(Entries taken from a collection)
■ ■ ■
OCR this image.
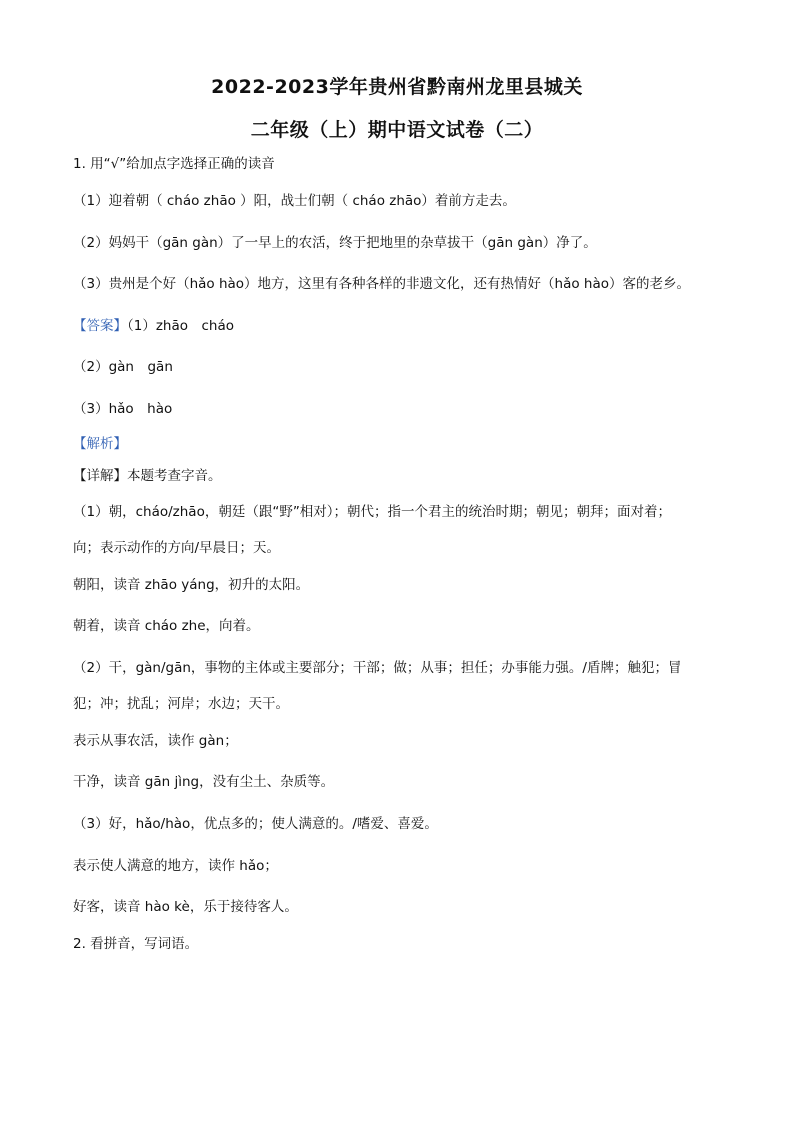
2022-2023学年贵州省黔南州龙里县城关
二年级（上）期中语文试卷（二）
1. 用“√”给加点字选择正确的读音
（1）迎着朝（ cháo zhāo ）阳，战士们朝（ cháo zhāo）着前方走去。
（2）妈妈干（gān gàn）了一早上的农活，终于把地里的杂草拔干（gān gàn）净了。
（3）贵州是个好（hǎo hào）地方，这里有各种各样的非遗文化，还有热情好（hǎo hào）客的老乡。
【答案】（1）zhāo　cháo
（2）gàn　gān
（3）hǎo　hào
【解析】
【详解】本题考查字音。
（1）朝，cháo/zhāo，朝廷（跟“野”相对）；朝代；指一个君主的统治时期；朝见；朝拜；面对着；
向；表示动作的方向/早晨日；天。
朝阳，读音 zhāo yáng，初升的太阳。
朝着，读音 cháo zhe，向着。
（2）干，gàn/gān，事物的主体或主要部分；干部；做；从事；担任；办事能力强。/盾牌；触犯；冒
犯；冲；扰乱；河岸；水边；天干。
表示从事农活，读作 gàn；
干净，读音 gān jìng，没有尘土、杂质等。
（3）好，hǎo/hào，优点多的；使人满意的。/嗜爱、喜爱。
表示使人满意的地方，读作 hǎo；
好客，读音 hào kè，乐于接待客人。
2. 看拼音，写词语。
■ ■ ■
■ **Stated goal**
Search the data for the word "cháo" and copy each line where it appears.

■ **Answer for this exercise**
（1）迎着朝（ cháo zhāo ）阳，战士们朝（ cháo zhāo）着前方走去。
【答案】（1）zhāo　cháo
（1）朝，cháo/zhāo，朝廷（跟“野”相对）；朝代；指一个君主的统治时期；朝见；朝拜；面对着；
朝着，读音 cháo zhe，向着。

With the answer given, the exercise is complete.